▶ **TO BE DONE**:
Count the lines below that contain the word "Kabelvåg". Give only the number.

▶ **RECORDS FOR THE TASK**:
*****

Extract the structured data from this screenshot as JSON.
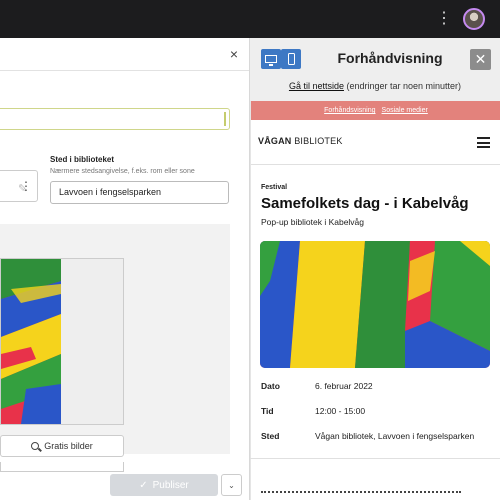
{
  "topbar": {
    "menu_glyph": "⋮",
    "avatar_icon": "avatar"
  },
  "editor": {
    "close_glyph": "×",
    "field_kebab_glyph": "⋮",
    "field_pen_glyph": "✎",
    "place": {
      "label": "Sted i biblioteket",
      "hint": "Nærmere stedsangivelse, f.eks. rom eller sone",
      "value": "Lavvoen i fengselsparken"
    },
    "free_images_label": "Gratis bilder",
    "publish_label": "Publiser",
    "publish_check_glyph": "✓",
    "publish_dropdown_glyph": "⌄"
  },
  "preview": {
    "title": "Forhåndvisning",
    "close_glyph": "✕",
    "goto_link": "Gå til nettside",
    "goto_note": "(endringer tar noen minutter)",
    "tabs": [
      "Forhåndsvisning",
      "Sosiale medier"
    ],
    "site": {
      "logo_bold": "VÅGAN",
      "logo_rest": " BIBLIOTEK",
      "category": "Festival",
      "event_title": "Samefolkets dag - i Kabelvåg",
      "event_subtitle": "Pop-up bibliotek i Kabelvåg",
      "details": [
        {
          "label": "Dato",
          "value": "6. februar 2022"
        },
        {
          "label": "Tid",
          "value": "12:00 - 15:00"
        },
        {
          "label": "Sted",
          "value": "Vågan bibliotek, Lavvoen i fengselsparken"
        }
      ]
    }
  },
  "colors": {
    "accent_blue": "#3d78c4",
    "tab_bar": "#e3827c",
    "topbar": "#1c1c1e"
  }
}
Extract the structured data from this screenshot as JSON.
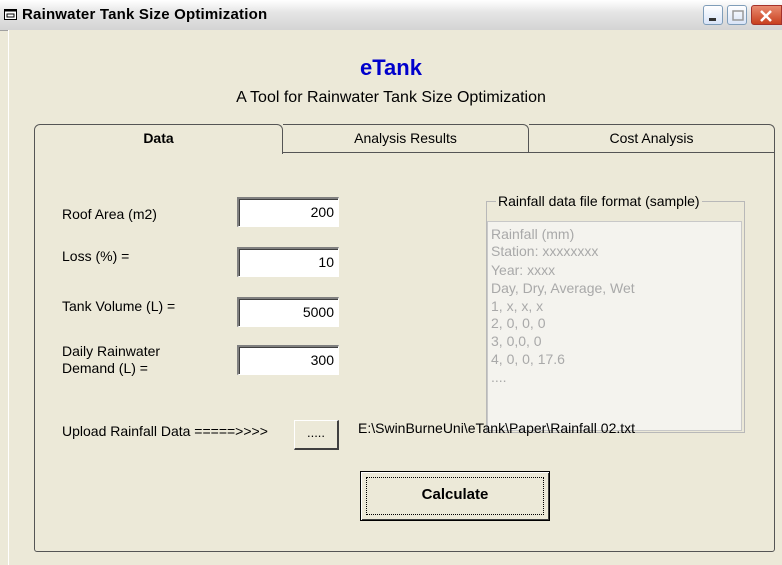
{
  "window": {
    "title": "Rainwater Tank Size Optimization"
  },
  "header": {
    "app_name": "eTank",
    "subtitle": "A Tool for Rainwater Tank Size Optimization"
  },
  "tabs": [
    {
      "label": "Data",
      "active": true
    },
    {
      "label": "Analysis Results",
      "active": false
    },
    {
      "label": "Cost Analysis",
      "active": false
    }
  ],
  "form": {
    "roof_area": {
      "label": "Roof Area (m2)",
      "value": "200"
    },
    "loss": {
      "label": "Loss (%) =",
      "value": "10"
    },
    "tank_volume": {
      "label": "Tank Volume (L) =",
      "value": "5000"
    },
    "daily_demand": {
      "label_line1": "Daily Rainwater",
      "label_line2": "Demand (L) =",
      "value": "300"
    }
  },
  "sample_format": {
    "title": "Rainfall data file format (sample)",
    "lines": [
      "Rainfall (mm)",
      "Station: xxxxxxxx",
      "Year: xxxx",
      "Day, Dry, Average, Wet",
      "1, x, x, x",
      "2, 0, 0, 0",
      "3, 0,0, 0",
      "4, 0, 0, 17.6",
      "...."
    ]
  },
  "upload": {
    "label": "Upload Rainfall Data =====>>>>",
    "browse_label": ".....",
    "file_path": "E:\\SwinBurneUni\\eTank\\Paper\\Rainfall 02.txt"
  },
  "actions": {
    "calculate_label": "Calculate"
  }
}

*****

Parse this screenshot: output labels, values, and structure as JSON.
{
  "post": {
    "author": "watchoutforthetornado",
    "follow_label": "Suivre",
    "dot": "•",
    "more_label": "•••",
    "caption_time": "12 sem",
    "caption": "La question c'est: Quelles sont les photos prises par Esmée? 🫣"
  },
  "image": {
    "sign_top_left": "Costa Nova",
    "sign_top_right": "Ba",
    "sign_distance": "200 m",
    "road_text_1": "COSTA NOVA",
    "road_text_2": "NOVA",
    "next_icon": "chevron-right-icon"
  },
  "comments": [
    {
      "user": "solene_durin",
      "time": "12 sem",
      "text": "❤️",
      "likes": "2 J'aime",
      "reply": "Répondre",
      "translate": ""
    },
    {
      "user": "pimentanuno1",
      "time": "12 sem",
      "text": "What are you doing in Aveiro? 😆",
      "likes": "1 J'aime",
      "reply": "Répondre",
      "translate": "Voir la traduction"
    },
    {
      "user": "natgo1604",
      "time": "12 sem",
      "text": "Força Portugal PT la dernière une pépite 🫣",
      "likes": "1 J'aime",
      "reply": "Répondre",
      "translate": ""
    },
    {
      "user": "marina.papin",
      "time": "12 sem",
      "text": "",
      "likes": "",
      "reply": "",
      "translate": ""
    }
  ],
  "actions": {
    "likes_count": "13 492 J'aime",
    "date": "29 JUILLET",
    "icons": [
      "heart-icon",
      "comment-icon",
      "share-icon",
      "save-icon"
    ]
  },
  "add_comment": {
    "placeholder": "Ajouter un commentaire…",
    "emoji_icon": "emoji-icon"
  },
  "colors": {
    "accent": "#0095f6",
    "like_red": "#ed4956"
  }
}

*****

▶ **RESULT**:
2